* Written exercise *
Scan the data below. Pull out each line where "address" occurs.
━━━ Entries shown
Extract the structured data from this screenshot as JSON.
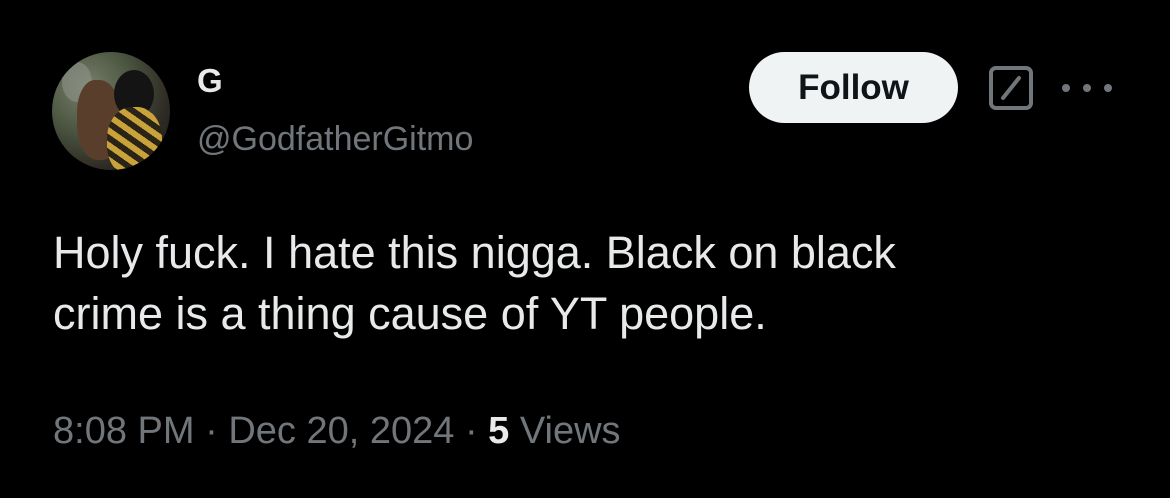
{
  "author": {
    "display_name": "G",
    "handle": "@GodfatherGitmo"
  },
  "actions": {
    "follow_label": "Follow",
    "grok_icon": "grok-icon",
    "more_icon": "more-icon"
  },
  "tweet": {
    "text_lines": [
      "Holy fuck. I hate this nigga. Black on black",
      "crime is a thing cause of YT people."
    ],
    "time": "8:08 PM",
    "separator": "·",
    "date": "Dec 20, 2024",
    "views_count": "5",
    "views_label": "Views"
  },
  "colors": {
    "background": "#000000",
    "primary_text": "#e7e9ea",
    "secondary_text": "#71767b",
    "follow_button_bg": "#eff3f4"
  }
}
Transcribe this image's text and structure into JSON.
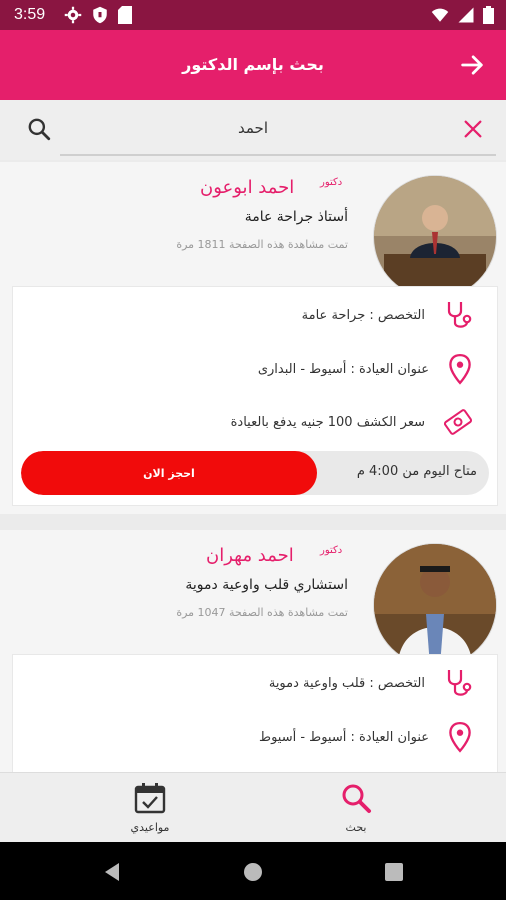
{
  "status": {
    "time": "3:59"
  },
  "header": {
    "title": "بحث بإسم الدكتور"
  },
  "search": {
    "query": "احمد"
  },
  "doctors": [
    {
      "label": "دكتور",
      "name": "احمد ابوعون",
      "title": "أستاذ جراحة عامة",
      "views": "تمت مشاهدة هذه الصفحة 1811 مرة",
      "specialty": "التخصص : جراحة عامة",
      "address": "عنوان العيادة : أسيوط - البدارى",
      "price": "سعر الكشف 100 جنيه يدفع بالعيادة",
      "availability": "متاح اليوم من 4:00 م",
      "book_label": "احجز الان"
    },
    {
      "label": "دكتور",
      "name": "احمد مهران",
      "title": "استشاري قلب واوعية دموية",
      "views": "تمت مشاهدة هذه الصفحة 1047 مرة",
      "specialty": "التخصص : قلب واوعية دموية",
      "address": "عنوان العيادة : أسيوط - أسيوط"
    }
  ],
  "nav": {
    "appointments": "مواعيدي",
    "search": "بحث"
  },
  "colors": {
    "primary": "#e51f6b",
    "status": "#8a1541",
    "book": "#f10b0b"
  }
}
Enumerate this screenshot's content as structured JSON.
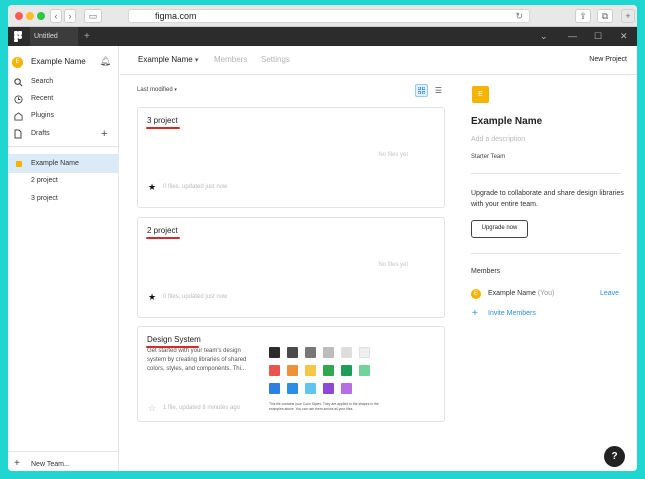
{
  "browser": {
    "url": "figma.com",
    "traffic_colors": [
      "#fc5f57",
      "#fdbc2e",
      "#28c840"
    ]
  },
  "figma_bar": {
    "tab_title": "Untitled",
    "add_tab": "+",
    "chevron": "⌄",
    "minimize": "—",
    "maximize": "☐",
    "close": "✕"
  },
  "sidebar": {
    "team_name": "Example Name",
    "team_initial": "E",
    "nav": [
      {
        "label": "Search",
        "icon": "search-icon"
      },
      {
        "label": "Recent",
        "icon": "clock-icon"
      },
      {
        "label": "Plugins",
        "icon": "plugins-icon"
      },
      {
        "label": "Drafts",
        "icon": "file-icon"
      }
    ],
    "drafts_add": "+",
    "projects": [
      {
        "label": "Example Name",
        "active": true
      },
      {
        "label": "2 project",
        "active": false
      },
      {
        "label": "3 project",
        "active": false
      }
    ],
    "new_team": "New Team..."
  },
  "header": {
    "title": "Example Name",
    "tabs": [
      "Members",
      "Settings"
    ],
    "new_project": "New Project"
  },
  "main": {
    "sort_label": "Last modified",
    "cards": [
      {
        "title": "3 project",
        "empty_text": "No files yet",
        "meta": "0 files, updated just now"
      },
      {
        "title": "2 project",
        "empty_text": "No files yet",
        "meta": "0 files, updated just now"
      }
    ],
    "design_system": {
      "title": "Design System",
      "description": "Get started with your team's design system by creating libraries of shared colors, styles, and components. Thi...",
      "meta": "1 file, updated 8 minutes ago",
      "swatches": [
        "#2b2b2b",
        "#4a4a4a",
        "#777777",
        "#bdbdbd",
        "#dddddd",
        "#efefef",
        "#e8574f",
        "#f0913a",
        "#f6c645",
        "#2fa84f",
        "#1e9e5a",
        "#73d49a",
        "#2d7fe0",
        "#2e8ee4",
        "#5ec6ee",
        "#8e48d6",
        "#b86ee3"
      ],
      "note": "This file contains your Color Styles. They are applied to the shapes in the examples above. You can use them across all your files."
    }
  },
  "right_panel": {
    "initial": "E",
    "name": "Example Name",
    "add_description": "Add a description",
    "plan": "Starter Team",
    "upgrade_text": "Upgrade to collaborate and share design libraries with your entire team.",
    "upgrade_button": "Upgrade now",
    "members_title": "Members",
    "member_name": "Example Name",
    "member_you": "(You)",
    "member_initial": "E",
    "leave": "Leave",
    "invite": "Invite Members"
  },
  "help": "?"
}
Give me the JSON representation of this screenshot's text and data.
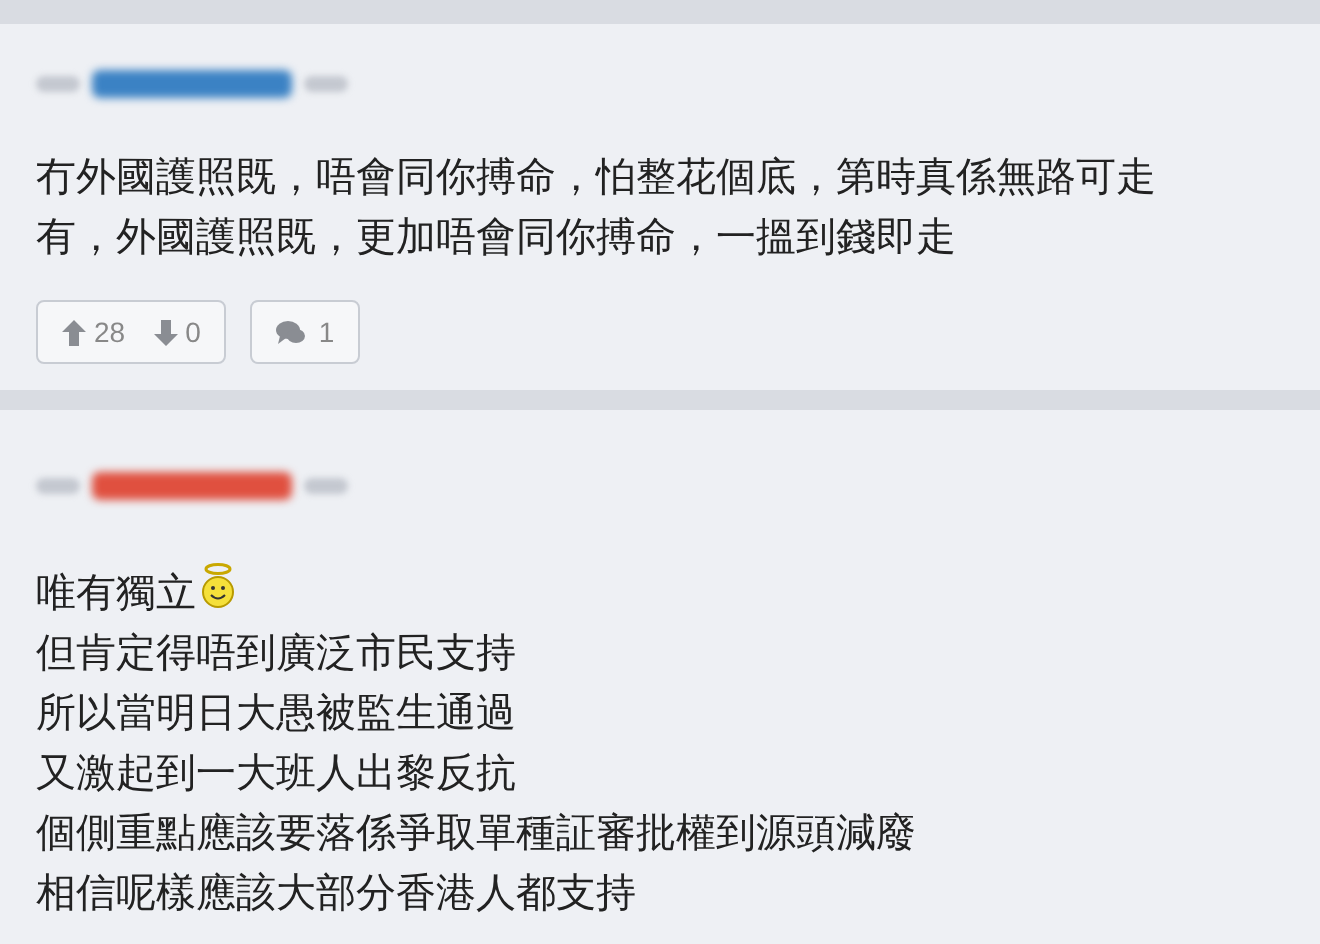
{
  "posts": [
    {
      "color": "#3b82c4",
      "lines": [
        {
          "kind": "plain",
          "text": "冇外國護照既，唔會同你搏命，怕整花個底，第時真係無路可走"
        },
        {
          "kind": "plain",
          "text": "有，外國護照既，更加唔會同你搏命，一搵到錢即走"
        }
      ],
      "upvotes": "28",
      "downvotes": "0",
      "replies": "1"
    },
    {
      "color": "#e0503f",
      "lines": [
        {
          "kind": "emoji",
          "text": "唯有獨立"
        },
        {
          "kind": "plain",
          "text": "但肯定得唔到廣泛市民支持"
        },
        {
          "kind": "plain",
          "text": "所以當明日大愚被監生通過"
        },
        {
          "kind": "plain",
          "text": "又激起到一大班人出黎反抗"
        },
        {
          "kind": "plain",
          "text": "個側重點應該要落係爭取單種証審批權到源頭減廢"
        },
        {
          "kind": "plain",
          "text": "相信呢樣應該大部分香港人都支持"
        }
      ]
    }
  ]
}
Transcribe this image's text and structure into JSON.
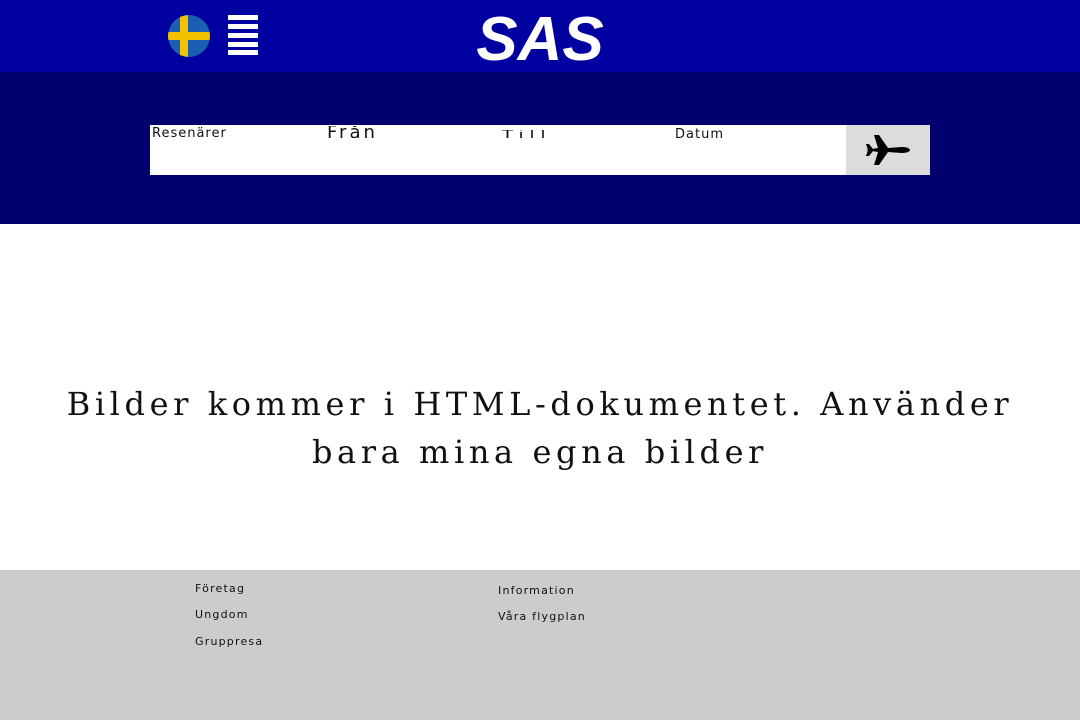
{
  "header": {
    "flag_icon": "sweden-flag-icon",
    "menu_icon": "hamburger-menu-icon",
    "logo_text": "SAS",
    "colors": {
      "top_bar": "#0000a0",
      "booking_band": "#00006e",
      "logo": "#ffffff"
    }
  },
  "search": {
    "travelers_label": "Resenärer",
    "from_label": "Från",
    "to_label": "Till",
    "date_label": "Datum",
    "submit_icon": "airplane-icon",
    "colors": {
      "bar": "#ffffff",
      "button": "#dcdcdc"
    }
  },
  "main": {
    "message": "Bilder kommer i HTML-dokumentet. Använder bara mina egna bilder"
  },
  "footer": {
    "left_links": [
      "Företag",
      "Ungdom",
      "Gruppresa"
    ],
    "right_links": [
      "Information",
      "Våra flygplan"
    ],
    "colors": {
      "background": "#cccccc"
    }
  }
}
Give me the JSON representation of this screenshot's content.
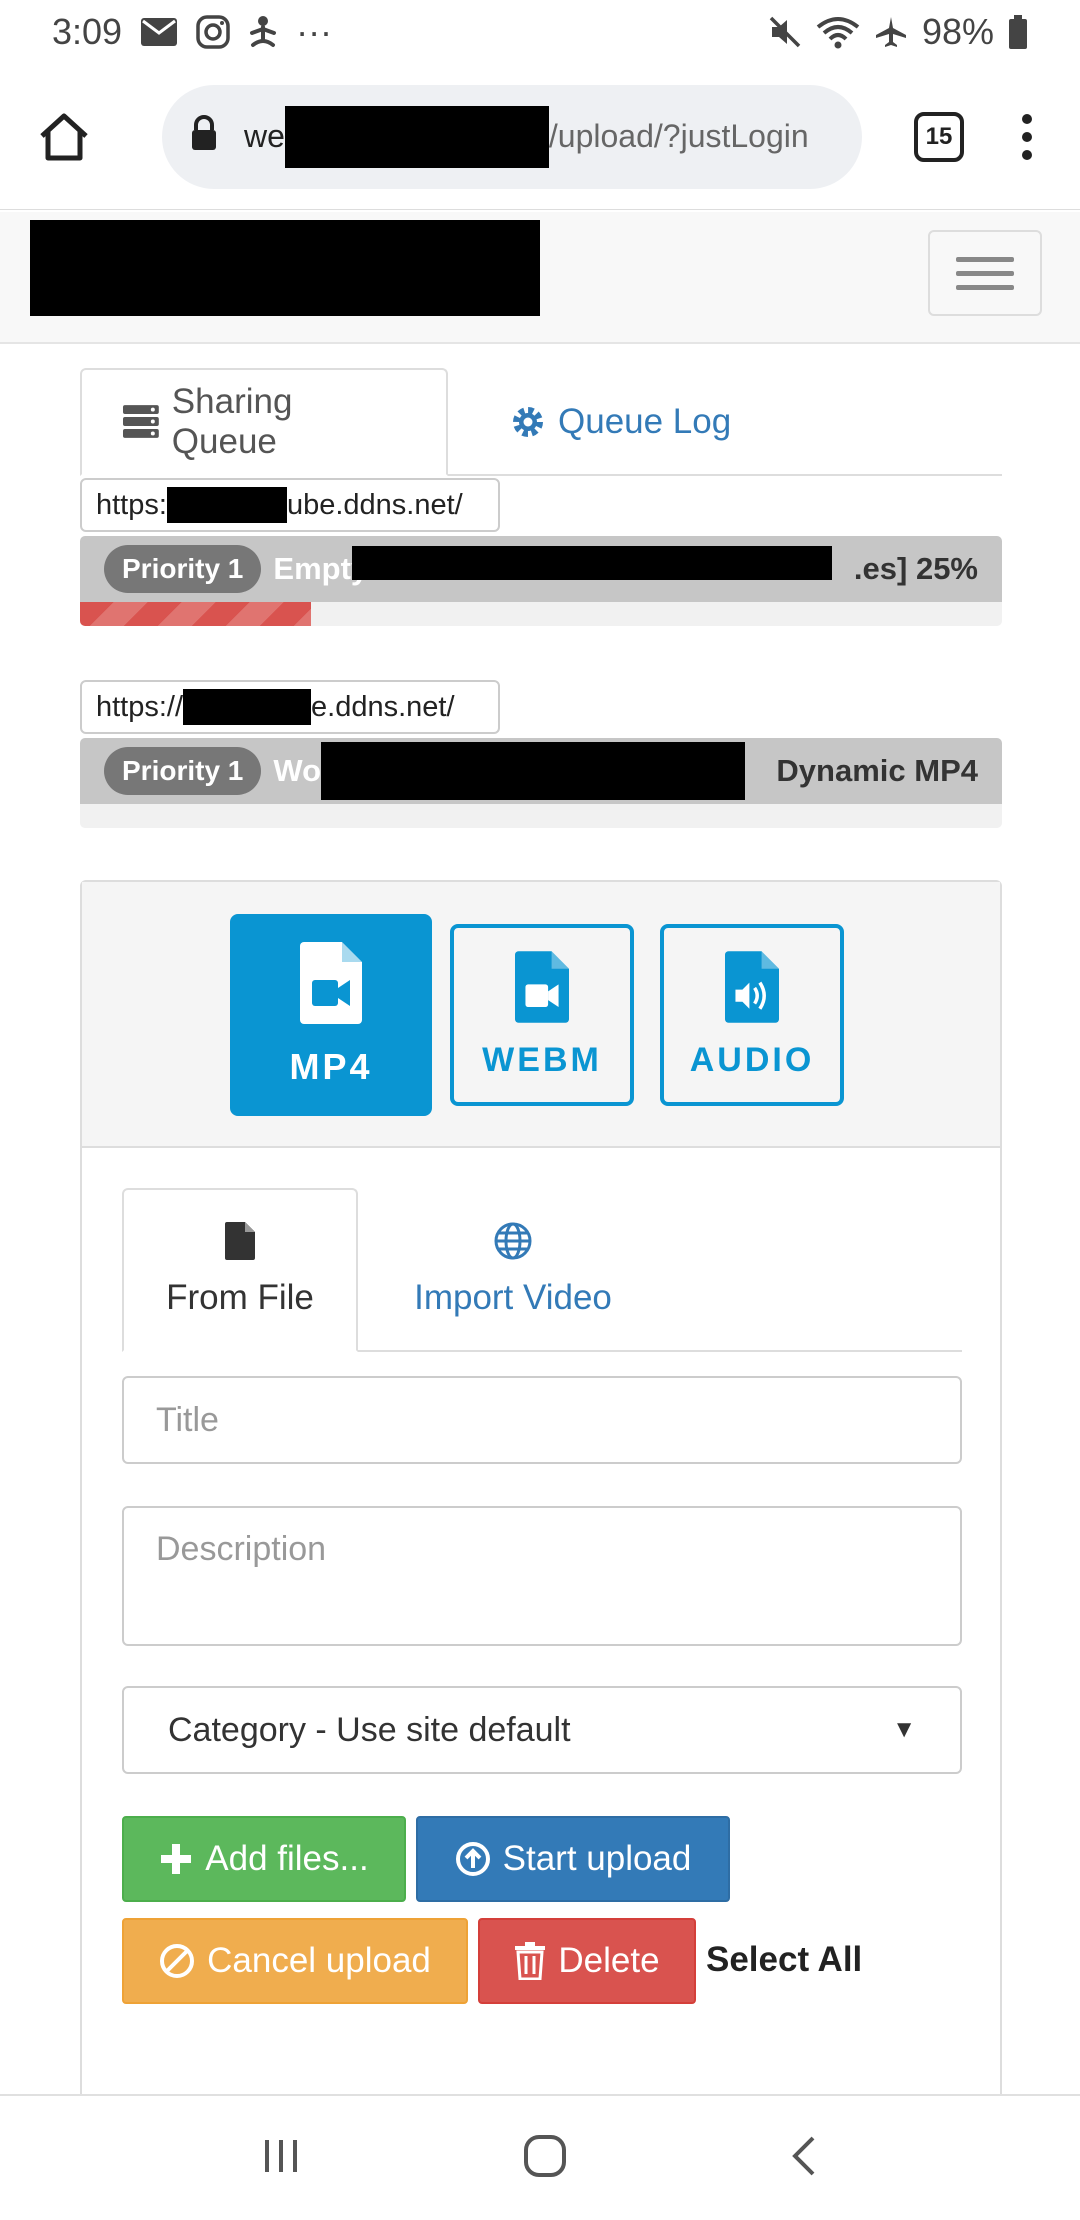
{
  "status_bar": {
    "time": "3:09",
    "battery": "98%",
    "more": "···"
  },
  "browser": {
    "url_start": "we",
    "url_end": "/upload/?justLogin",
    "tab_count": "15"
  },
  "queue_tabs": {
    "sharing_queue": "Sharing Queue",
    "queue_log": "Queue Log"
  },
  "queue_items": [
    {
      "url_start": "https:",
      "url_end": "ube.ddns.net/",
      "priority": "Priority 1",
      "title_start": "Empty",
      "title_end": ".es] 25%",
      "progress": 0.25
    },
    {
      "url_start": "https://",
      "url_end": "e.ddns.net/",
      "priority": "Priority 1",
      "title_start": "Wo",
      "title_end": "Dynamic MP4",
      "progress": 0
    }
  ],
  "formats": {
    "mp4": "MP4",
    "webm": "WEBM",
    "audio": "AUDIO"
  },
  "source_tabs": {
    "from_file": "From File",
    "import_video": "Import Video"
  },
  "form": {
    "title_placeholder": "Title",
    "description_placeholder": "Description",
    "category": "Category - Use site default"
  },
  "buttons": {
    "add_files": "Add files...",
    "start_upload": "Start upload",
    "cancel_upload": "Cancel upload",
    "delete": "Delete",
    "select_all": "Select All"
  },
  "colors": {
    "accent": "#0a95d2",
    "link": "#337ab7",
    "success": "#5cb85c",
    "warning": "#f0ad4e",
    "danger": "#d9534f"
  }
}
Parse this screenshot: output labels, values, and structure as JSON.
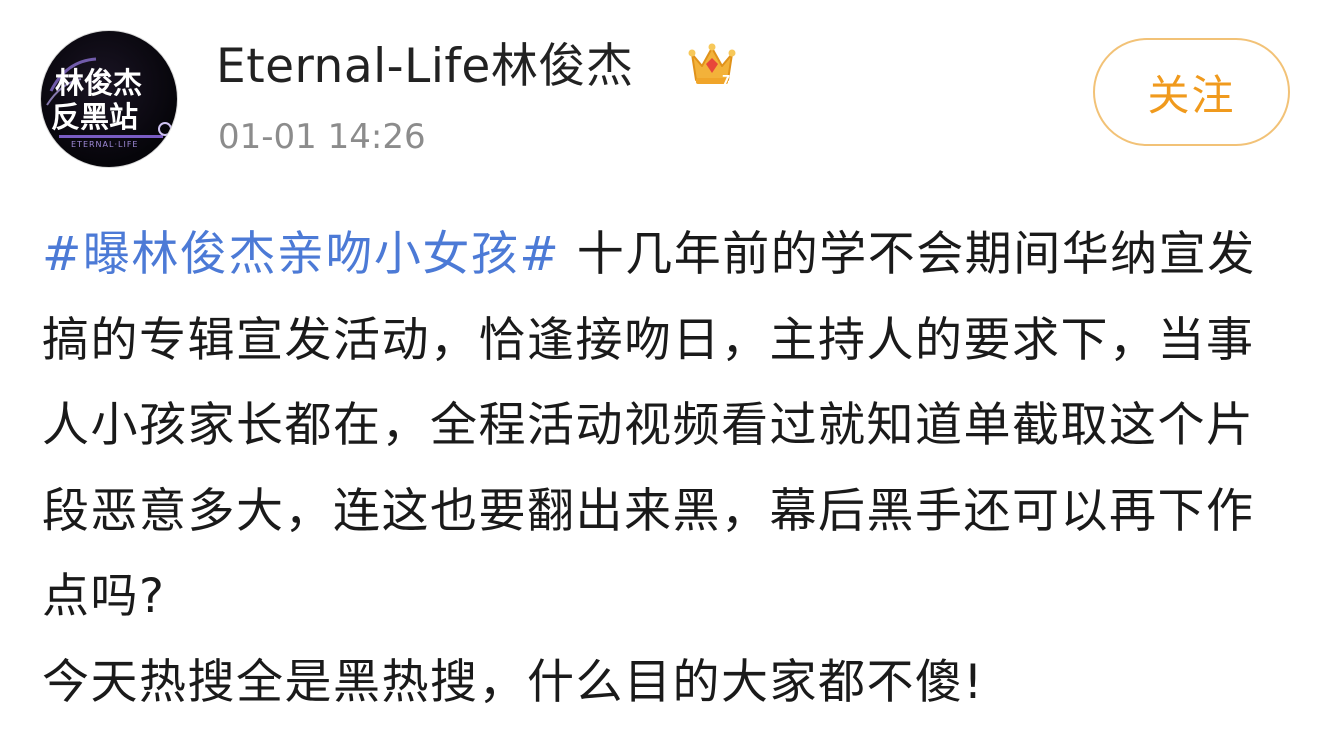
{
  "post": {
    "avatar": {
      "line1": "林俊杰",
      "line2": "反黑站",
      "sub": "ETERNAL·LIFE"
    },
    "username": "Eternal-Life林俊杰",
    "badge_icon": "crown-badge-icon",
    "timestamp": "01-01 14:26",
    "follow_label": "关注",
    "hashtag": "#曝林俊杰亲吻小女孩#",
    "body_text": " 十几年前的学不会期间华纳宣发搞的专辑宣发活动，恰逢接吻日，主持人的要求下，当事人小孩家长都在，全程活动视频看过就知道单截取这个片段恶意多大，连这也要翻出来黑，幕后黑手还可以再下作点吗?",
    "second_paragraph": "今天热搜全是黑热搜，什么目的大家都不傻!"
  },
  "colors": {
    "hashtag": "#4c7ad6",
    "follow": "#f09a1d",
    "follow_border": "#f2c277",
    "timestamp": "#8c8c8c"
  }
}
━━━━━━
* In response *
      "address": "عنوان العيادة : أسيوط - البدارى",
      "address": "عنوان العيادة : أسيوط - أسيوط"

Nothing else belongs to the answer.